The problem – In the listing below, locate the lines that hold the string "States". Copy those lines.
##########
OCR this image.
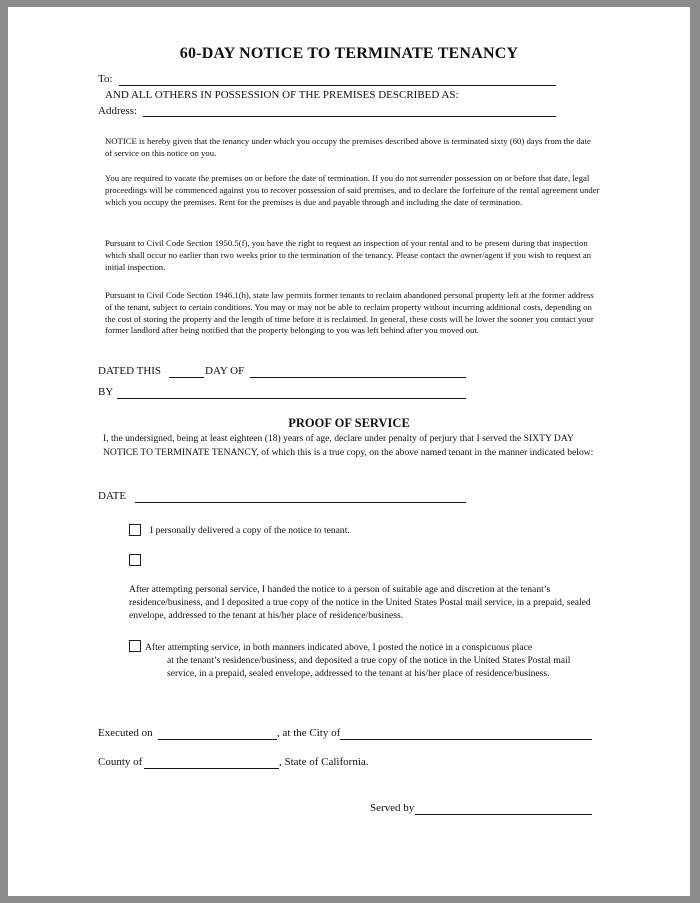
60-DAY NOTICE TO TERMINATE TENANCY
To:
AND ALL OTHERS IN POSSESSION OF THE PREMISES DESCRIBED AS:
Address:
NOTICE is hereby given that the tenancy under which you occupy the premises described above is terminated sixty (60) days from the date of service on this notice on you.
You are required to vacate the premises on or before the date of termination. If you do not surrender possession on or before that date, legal proceedings will be commenced against you to recover possession of said premises, and to declare the forfeiture of the rental agreement under which you occupy the premises. Rent for the premises is due and payable through and including the date of termination.
Pursuant to Civil Code Section 1950.5(f), you have the right to request an inspection of your rental and to be present during that inspection which shall occur no earlier than two weeks prior to the termination of the tenancy. Please contact the owner/agent if you wish to request an initial inspection.
Pursuant to Civil Code Section 1946.1(h), state law permits former tenants to reclaim abandoned personal property left at the former address of the tenant, subject to certain conditions. You may or may not be able to reclaim property without incurring additional costs, depending on the cost of storing the property and the length of time before it is reclaimed. In general, these costs will be lower the sooner you contact your former landlord after being notified that the property belonging to you was left behind after you moved out.
DATED THIS	DAY OF
BY
PROOF OF SERVICE
I, the undersigned, being at least eighteen (18) years of age, declare under penalty of perjury that I served the SIXTY DAY NOTICE TO TERMINATE TENANCY, of which this is a true copy, on the above named tenant in the manner indicated below:
DATE
I personally delivered a copy of the notice to tenant.
After attempting personal service, I handed the notice to a person of suitable age and discretion at the tenant’s residence/business, and I deposited a true copy of the notice in the United States Postal mail service, in a prepaid, sealed envelope, addressed to the tenant at his/her place of residence/business.
After attempting service, in both manners indicated above, I posted the notice in a conspicuous place
at the tenant’s residence/business, and deposited a true copy of the notice in the United States Postal mail service, in a prepaid, sealed envelope, addressed to the tenant at his/her place of residence/business.
Executed on	, at the City of
County of	, State of California.
Served by
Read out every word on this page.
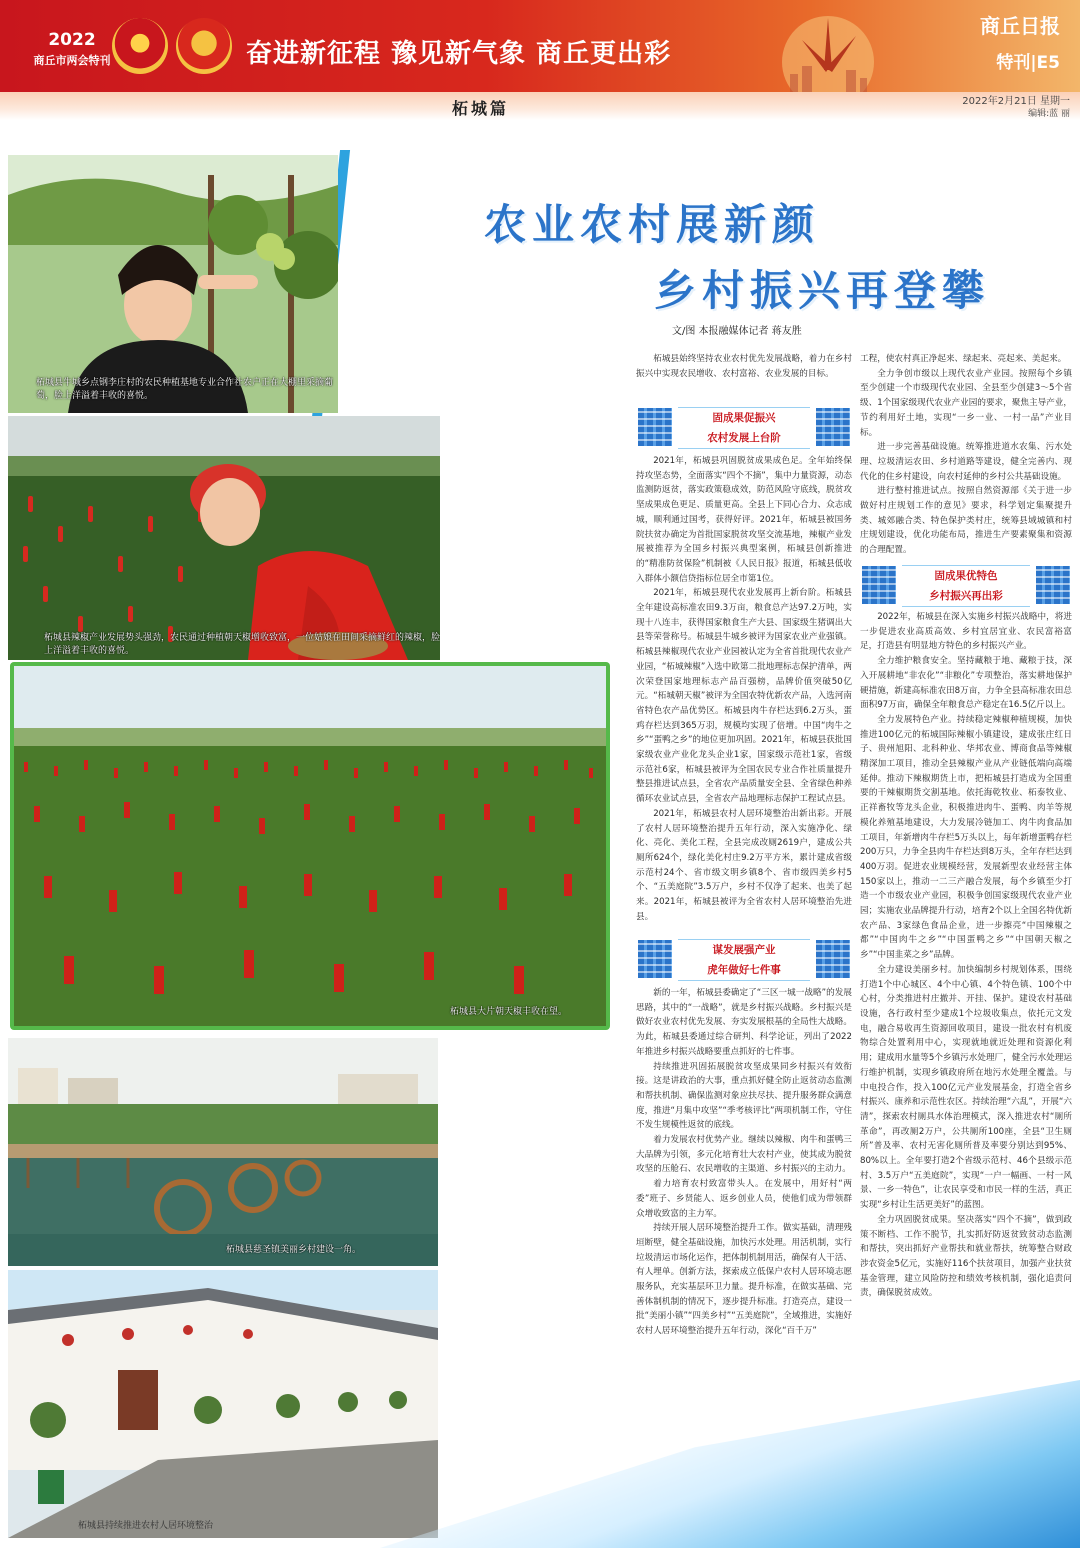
2022
商丘市两会特刊	奋进新征程 豫见新气象 商丘更出彩
商丘日报
特刊|E5
柘城篇	2022年2月21日 星期一
编辑:蓝 丽
柘城县牛城乡点钢李庄村的农民种植基地专业合作社农户正在大棚里采摘葡萄，脸上洋溢着丰收的喜悦。
柘城县辣椒产业发展势头强劲，农民通过种植朝天椒增收致富，一位姑娘在田间采摘鲜红的辣椒，脸上洋溢着丰收的喜悦。
柘城县大片朝天椒丰收在望。
柘城县慈圣镇美丽乡村建设一角。
柘城县持续推进农村人居环境整治
农业农村展新颜
乡村振兴再登攀
文/图 本报融媒体记者 蒋友胜

柘城县始终坚持农业农村优先发展战略，着力在乡村振兴中实现农民增收、农村富裕、农业发展的目标。

固成果促振兴
农村发展上台阶

2021年，柘城县巩固脱贫成果成色足。全年始终保持攻坚态势，全面落实“四个不摘”，集中力量资源，动态监测防返贫，落实政策稳成效，防范风险守底线，脱贫攻坚成果成色更足、质量更高。全县上下同心合力、众志成城，顺利通过国考，获得好评。2021年，柘城县被国务院扶贫办确定为首批国家脱贫攻坚交流基地，辣椒产业发展被推荐为全国乡村振兴典型案例，柘城县创新推进的“精准防贫保险”机制被《人民日报》报道，柘城县低收入群体小额信贷指标位居全市第1位。

2021年，柘城县现代农业发展再上新台阶。柘城县全年建设高标准农田9.3万亩，粮食总产达97.2万吨，实现十八连丰，获得国家粮食生产大县、国家级生猪调出大县等荣誉称号。柘城县牛城乡被评为国家农业产业强镇。柘城县辣椒现代农业产业园被认定为全省首批现代农业产业园，“柘城辣椒”入选中欧第二批地理标志保护清单，两次荣登国家地理标志产品百强榜，品牌价值突破50亿元。“柘城朝天椒”被评为全国农特优新农产品，入选河南省特色农产品优势区。柘城县肉牛存栏达到6.2万头，蛋鸡存栏达到365万羽，规模均实现了倍增。中国“肉牛之乡”“蛋鸭之乡”的地位更加巩固。2021年，柘城县获批国家级农业产业化龙头企业1家，国家级示范社1家，省级示范社6家，柘城县被评为全国农民专业合作社质量提升整县推进试点县，全省农产品质量安全县、全省绿色种养循环农业试点县，全省农产品地理标志保护工程试点县。

2021年，柘城县农村人居环境整治出新出彩。开展了农村人居环境整治提升五年行动，深入实施净化、绿化、亮化、美化工程，全县完成改厕2619户，建成公共厕所624个，绿化美化村庄9.2万平方米，累计建成省级示范村24个、省市级文明乡镇8个、省市级四美乡村5个、“五美庭院”3.5万户，乡村不仅净了起来、也美了起来。2021年，柘城县被评为全省农村人居环境整治先进县。

谋发展强产业
虎年做好七件事

新的一年，柘城县委确定了“三区一城一战略”的发展思路，其中的“一战略”，就是乡村振兴战略。乡村振兴是做好农业农村优先发展、夯实发展根基的全局性大战略。为此，柘城县委通过综合研判、科学论证，列出了2022年推进乡村振兴战略要重点抓好的七件事。

持续推进巩固拓展脱贫攻坚成果同乡村振兴有效衔接。这是讲政治的大事，重点抓好健全防止返贫动态监测和帮扶机制、确保监测对象应扶尽扶、提升服务群众满意度，推进“月集中攻坚”“季考核评比”两项机制工作，守住不发生规模性返贫的底线。

着力发展农村优势产业。继续以辣椒、肉牛和蛋鸭三大品牌为引领，多元化培育壮大农村产业，使其成为脱贫攻坚的压舱石、农民增收的主渠道、乡村振兴的主动力。

着力培育农村致富带头人。在发展中，用好村“两委”班子、乡贤能人、返乡创业人员，使他们成为带领群众增收致富的主力军。

持续开展人居环境整治提升工作。做实基础，清理残垣断壁，健全基础设施，加快污水处理。用活机制，实行垃圾清运市场化运作，把体制机制用活，确保有人干活、有人埋单。创新方法，探索成立低保户农村人居环境志愿服务队，充实基层环卫力量。提升标准，在做实基础、完善体制机制的情况下，逐步提升标准。打造亮点，建设一批“美丽小镇”“四美乡村”“五美庭院”，全域推进，实施好农村人居环境整治提升五年行动，深化“百千万”

工程，使农村真正净起来、绿起来、亮起来、美起来。

全力争创市级以上现代农业产业园。按照每个乡镇至少创建一个市级现代农业园、全县至少创建3～5个省级、1个国家级现代农业产业园的要求，聚焦主导产业，节约利用好土地，实现“一乡一业、一村一品”产业目标。

进一步完善基础设施。统筹推进道水农集、污水处理、垃圾清运农田、乡村道路等建设，健全完善内、现代化的住乡村建设，向农村延伸的乡村公共基础设施。

进行整村推进试点。按照自然资源部《关于进一步做好村庄规划工作的意见》要求，科学划定集聚提升类、城郊融合类、特色保护类村庄，统筹县域城镇和村庄规划建设，优化功能布局，推进生产要素聚集和资源的合理配置。

固成果优特色
乡村振兴再出彩

2022年，柘城县在深入实施乡村振兴战略中，将进一步促进农业高质高效、乡村宜居宜业、农民富裕富足，打造县有明显地方特色的乡村振兴产业。

全力维护粮食安全。坚持藏粮于地、藏粮于技，深入开展耕地“非农化”“非粮化”专项整治，落实耕地保护硬措施，新建高标准农田8万亩，力争全县高标准农田总面积97万亩，确保全年粮食总产稳定在16.5亿斤以上。

全力发展特色产业。持续稳定辣椒种植规模，加快推进100亿元的柘城国际辣椒小镇建设，建成张庄红日子、贵州旭阳、北科种业、华邦农业、博商食品等辣椒精深加工项目，推动全县辣椒产业从产业链低端向高端延伸。推动下辣椒期货上市，把柘城县打造成为全国重要的干辣椒期货交割基地。依托海乾牧业、柘泰牧业、正祥畜牧等龙头企业，积极推进肉牛、蛋鸭、肉羊等规模化养殖基地建设，大力发展冷链加工、肉牛肉食品加工项目，年新增肉牛存栏5万头以上，每年新增蛋鸭存栏200万只，力争全县肉牛存栏达到8万头，全年存栏达到400万羽。促进农业规模经营，发展新型农业经营主体150家以上，推动一二三产融合发展，每个乡镇至少打造一个市级农业产业园，积极争创国家级现代农业产业园；实施农业品牌提升行动，培育2个以上全国名特优新农产品、3家绿色食品企业，进一步擦亮“中国辣椒之都”“中国肉牛之乡”“中国蛋鸭之乡”“中国朝天椒之乡”“中国韭菜之乡”品牌。

全力建设美丽乡村。加快编制乡村规划体系，围绕打造1个中心城区、4个中心镇、4个特色镇、100个中心村，分类推进村庄撤并、开挂、保护。建设农村基础设施，各行政村至少建成1个垃圾收集点，依托元文发电，融合易收再生资源回收项目，建设一批农村有机废物综合处置利用中心，实现就地就近处理和资源化利用；建成用水量等5个乡镇污水处理厂，健全污水处理运行维护机制，实现乡镇政府所在地污水处理全覆盖。与中电投合作，投入100亿元产业发展基金，打造全省乡村振兴、康养和示范性农区。持续治理“六乱”，开展“六清”，探索农村厕具水体治理模式，深入推进农村“厕所革命”，再改厕2万户，公共厕所100座，全县“卫生厕所”普及率、农村无害化厕所普及率要分别达到95%、80%以上。全年要打造2个省级示范村、46个县级示范村、3.5万户“五美庭院”，实现“一户一幅画、一村一风景、一乡一特色”，让农民享受和市民一样的生活，真正实现“乡村让生活更美好”的蓝图。

全力巩固脱贫成果。坚决落实“四个不摘”，做到政策不断档、工作不脱节，扎实抓好防返贫致贫动态监测和帮扶，突出抓好产业帮扶和就业帮扶，统筹整合财政涉农资金5亿元，实施好116个扶贫项目，加强产业扶贫基金管理，建立风险防控和绩效考核机制，强化追责问责，确保脱贫成效。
##########
Task answer –
After attempting personal service, I handed the notice to a person of suitable age and discretion at the tenant’s residence/business, and I deposited a true copy of the notice in the United States Postal mail service, in a prepaid, sealed envelope, addressed to the tenant at his/her place of residence/business.
at the tenant’s residence/business, and deposited a true copy of the notice in the United States Postal mail service, in a prepaid, sealed envelope, addressed to the tenant at his/her place of residence/business.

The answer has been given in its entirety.